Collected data
▬▬▬▬▬▬

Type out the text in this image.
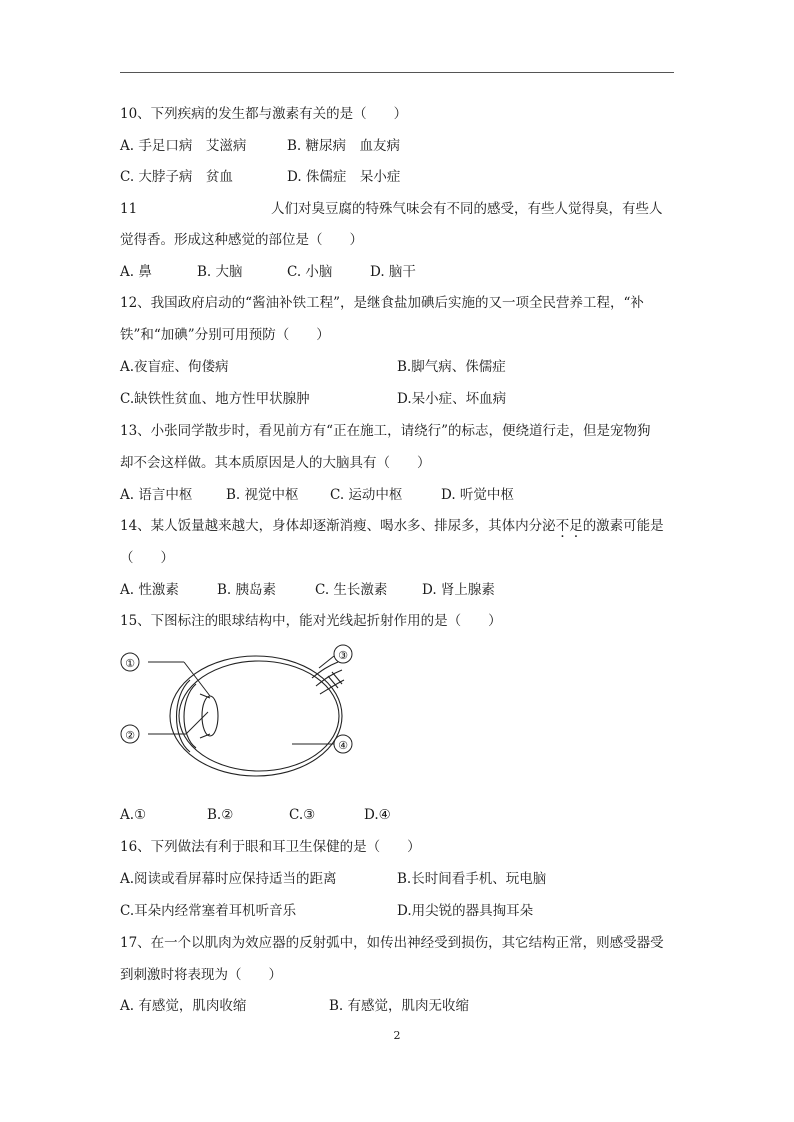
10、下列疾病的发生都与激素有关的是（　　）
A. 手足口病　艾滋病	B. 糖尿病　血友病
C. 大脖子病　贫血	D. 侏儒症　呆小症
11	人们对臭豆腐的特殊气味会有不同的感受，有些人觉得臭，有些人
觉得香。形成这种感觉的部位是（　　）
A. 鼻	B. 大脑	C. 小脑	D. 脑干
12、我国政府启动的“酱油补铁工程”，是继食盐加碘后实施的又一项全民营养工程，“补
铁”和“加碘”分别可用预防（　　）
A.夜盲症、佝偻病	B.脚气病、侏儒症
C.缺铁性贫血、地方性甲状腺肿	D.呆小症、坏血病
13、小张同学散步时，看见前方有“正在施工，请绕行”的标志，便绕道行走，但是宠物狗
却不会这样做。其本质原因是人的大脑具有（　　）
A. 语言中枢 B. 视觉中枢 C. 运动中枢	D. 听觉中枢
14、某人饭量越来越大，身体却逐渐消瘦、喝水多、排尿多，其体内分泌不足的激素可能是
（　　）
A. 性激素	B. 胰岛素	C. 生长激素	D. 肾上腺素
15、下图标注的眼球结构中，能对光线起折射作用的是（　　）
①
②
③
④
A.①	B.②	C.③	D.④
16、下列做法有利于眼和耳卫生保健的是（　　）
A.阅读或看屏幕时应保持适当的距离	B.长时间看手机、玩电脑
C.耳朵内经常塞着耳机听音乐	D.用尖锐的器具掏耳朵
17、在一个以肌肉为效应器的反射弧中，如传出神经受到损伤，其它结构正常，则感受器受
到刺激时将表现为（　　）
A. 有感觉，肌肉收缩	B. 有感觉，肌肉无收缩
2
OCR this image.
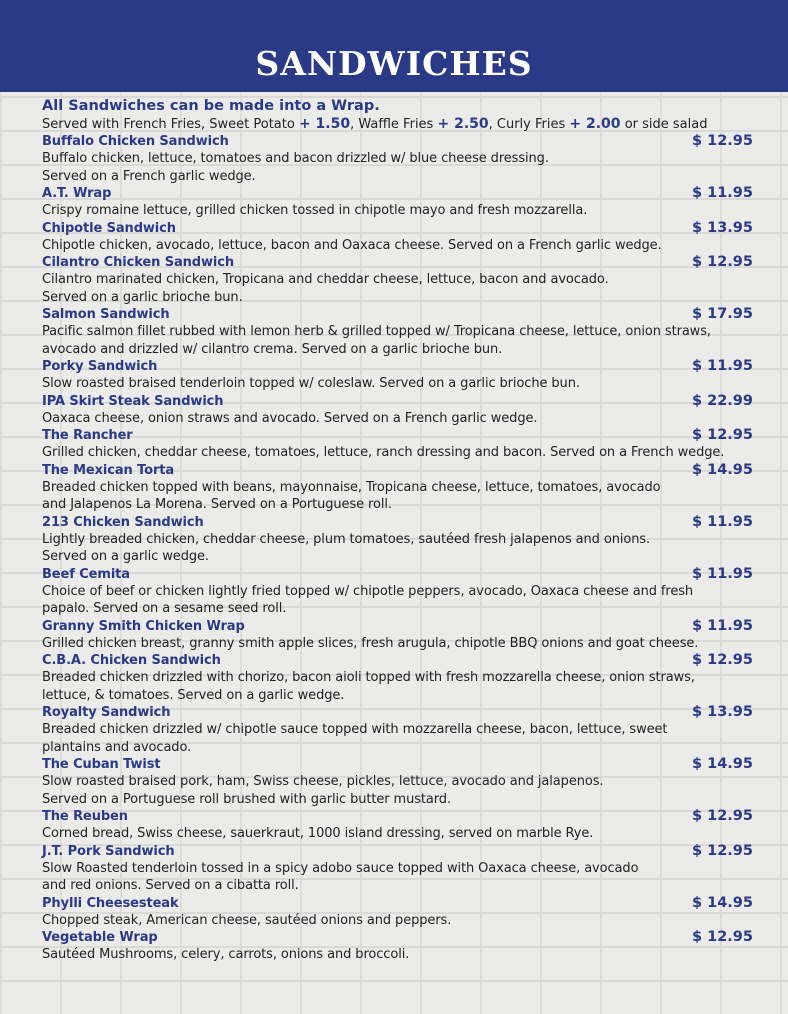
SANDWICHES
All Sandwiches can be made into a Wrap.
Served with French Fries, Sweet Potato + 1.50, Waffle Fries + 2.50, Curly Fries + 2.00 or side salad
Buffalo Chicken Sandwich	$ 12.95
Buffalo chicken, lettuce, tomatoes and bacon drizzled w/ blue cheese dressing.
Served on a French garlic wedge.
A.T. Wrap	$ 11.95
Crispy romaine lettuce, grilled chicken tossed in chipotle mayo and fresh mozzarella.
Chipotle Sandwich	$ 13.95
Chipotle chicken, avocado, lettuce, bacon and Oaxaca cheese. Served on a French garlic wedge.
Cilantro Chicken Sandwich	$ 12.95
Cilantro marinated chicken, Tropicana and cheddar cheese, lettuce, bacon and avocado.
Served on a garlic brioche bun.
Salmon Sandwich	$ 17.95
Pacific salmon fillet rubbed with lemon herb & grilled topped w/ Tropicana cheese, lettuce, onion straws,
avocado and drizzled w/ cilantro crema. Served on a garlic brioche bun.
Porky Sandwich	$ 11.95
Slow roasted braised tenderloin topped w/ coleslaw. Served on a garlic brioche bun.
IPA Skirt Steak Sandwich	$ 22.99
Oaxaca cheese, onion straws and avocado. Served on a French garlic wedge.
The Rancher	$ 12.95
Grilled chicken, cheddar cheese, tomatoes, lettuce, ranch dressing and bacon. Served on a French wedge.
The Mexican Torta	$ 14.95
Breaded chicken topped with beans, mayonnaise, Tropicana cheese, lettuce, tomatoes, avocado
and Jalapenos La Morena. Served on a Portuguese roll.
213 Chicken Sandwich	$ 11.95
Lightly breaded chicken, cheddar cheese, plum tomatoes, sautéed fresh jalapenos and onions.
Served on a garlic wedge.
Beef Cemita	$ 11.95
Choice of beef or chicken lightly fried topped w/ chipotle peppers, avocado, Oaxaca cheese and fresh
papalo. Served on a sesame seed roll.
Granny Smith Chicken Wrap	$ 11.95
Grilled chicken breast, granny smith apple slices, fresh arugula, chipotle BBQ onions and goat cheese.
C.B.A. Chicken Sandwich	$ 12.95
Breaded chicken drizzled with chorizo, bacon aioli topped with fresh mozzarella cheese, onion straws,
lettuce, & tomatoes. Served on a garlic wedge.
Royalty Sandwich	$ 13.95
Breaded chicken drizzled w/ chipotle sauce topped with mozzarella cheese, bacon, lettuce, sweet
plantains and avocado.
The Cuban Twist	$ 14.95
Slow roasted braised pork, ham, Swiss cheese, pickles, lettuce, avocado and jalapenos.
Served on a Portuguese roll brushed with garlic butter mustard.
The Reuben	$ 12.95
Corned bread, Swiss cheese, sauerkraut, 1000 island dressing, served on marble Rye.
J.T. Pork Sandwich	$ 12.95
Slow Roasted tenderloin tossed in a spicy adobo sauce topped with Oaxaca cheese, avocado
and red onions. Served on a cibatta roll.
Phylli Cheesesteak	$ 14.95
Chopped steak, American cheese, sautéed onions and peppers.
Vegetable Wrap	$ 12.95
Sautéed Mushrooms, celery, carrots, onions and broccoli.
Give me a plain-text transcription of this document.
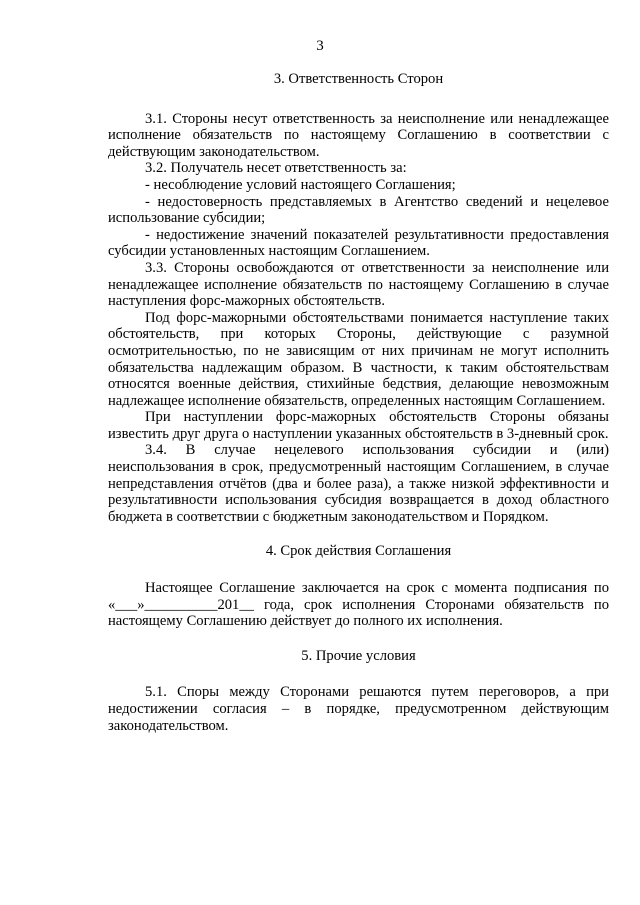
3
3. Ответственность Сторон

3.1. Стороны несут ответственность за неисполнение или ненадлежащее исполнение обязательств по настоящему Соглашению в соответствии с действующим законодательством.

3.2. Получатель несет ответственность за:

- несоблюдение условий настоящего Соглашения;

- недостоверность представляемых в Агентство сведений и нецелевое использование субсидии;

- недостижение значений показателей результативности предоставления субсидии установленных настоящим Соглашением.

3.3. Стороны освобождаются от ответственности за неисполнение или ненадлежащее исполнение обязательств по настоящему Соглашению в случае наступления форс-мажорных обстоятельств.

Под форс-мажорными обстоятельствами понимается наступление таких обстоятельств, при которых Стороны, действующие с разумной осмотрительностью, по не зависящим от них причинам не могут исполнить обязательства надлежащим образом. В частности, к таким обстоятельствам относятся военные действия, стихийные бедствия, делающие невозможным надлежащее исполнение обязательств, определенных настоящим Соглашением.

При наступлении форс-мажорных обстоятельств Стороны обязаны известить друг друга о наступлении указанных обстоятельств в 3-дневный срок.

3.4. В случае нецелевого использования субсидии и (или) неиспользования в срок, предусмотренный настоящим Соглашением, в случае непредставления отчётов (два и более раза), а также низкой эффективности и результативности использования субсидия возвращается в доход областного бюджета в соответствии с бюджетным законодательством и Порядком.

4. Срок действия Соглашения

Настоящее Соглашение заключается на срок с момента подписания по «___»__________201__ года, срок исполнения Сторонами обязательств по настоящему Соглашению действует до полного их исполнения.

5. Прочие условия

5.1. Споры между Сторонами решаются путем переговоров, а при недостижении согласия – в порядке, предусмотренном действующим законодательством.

▬▬▬▬▬▬

** Requirement **
Transcribe the complete set of entries verbatim. No pictures belong in the copy.

** Exercise result **
Type out the text in this image.
10、下列疾病的发生都与激素有关的是（　　）
A. 手足口病　艾滋病	B. 糖尿病　血友病
C. 大脖子病　贫血	D. 侏儒症　呆小症
11	人们对臭豆腐的特殊气味会有不同的感受，有些人觉得臭，有些人
觉得香。形成这种感觉的部位是（　　）
A. 鼻	B. 大脑	C. 小脑	D. 脑干
12、我国政府启动的“酱油补铁工程”，是继食盐加碘后实施的又一项全民营养工程，“补
铁”和“加碘”分别可用预防（　　）
A.夜盲症、佝偻病	B.脚气病、侏儒症
C.缺铁性贫血、地方性甲状腺肿	D.呆小症、坏血病
13、小张同学散步时，看见前方有“正在施工，请绕行”的标志，便绕道行走，但是宠物狗
却不会这样做。其本质原因是人的大脑具有（　　）
A. 语言中枢 B. 视觉中枢 C. 运动中枢	D. 听觉中枢
14、某人饭量越来越大，身体却逐渐消瘦、喝水多、排尿多，其体内分泌不足的激素可能是
（　　）
A. 性激素	B. 胰岛素	C. 生长激素	D. 肾上腺素
15、下图标注的眼球结构中，能对光线起折射作用的是（　　）
①
②
③
④
A.①	B.②	C.③	D.④
16、下列做法有利于眼和耳卫生保健的是（　　）
A.阅读或看屏幕时应保持适当的距离	B.长时间看手机、玩电脑
C.耳朵内经常塞着耳机听音乐	D.用尖锐的器具掏耳朵
17、在一个以肌肉为效应器的反射弧中，如传出神经受到损伤，其它结构正常，则感受器受
到刺激时将表现为（　　）
A. 有感觉，肌肉收缩	B. 有感觉，肌肉无收缩
2
OCR this image.
SANDWICHES
All Sandwiches can be made into a Wrap.
Served with French Fries, Sweet Potato + 1.50, Waffle Fries + 2.50, Curly Fries + 2.00 or side salad
Buffalo Chicken Sandwich	$ 12.95
Buffalo chicken, lettuce, tomatoes and bacon drizzled w/ blue cheese dressing.
Served on a French garlic wedge.
A.T. Wrap	$ 11.95
Crispy romaine lettuce, grilled chicken tossed in chipotle mayo and fresh mozzarella.
Chipotle Sandwich	$ 13.95
Chipotle chicken, avocado, lettuce, bacon and Oaxaca cheese. Served on a French garlic wedge.
Cilantro Chicken Sandwich	$ 12.95
Cilantro marinated chicken, Tropicana and cheddar cheese, lettuce, bacon and avocado.
Served on a garlic brioche bun.
Salmon Sandwich	$ 17.95
Pacific salmon fillet rubbed with lemon herb & grilled topped w/ Tropicana cheese, lettuce, onion straws,
avocado and drizzled w/ cilantro crema. Served on a garlic brioche bun.
Porky Sandwich	$ 11.95
Slow roasted braised tenderloin topped w/ coleslaw. Served on a garlic brioche bun.
IPA Skirt Steak Sandwich	$ 22.99
Oaxaca cheese, onion straws and avocado. Served on a French garlic wedge.
The Rancher	$ 12.95
Grilled chicken, cheddar cheese, tomatoes, lettuce, ranch dressing and bacon. Served on a French wedge.
The Mexican Torta	$ 14.95
Breaded chicken topped with beans, mayonnaise, Tropicana cheese, lettuce, tomatoes, avocado
and Jalapenos La Morena. Served on a Portuguese roll.
213 Chicken Sandwich	$ 11.95
Lightly breaded chicken, cheddar cheese, plum tomatoes, sautéed fresh jalapenos and onions.
Served on a garlic wedge.
Beef Cemita	$ 11.95
Choice of beef or chicken lightly fried topped w/ chipotle peppers, avocado, Oaxaca cheese and fresh
papalo. Served on a sesame seed roll.
Granny Smith Chicken Wrap	$ 11.95
Grilled chicken breast, granny smith apple slices, fresh arugula, chipotle BBQ onions and goat cheese.
C.B.A. Chicken Sandwich	$ 12.95
Breaded chicken drizzled with chorizo, bacon aioli topped with fresh mozzarella cheese, onion straws,
lettuce, & tomatoes. Served on a garlic wedge.
Royalty Sandwich	$ 13.95
Breaded chicken drizzled w/ chipotle sauce topped with mozzarella cheese, bacon, lettuce, sweet
plantains and avocado.
The Cuban Twist	$ 14.95
Slow roasted braised pork, ham, Swiss cheese, pickles, lettuce, avocado and jalapenos.
Served on a Portuguese roll brushed with garlic butter mustard.
The Reuben	$ 12.95
Corned bread, Swiss cheese, sauerkraut, 1000 island dressing, served on marble Rye.
J.T. Pork Sandwich	$ 12.95
Slow Roasted tenderloin tossed in a spicy adobo sauce topped with Oaxaca cheese, avocado
and red onions. Served on a cibatta roll.
Phylli Cheesesteak	$ 14.95
Chopped steak, American cheese, sautéed onions and peppers.
Vegetable Wrap	$ 12.95
Sautéed Mushrooms, celery, carrots, onions and broccoli.
Give me a plain-text transcription of this document.
3
3. Ответственность Сторон

3.1. Стороны несут ответственность за неисполнение или ненадлежащее исполнение обязательств по настоящему Соглашению в соответствии с действующим законодательством.

3.2. Получатель несет ответственность за:

- несоблюдение условий настоящего Соглашения;

- недостоверность представляемых в Агентство сведений и нецелевое использование субсидии;

- недостижение значений показателей результативности предоставления субсидии установленных настоящим Соглашением.

3.3. Стороны освобождаются от ответственности за неисполнение или ненадлежащее исполнение обязательств по настоящему Соглашению в случае наступления форс-мажорных обстоятельств.

Под форс-мажорными обстоятельствами понимается наступление таких обстоятельств, при которых Стороны, действующие с разумной осмотрительностью, по не зависящим от них причинам не могут исполнить обязательства надлежащим образом. В частности, к таким обстоятельствам относятся военные действия, стихийные бедствия, делающие невозможным надлежащее исполнение обязательств, определенных настоящим Соглашением.

При наступлении форс-мажорных обстоятельств Стороны обязаны известить друг друга о наступлении указанных обстоятельств в 3-дневный срок.

3.4. В случае нецелевого использования субсидии и (или) неиспользования в срок, предусмотренный настоящим Соглашением, в случае непредставления отчётов (два и более раза), а также низкой эффективности и результативности использования субсидия возвращается в доход областного бюджета в соответствии с бюджетным законодательством и Порядком.

4. Срок действия Соглашения

Настоящее Соглашение заключается на срок с момента подписания по «___»__________201__ года, срок исполнения Сторонами обязательств по настоящему Соглашению действует до полного их исполнения.

5. Прочие условия

5.1. Споры между Сторонами решаются путем переговоров, а при недостижении согласия – в порядке, предусмотренном действующим законодательством.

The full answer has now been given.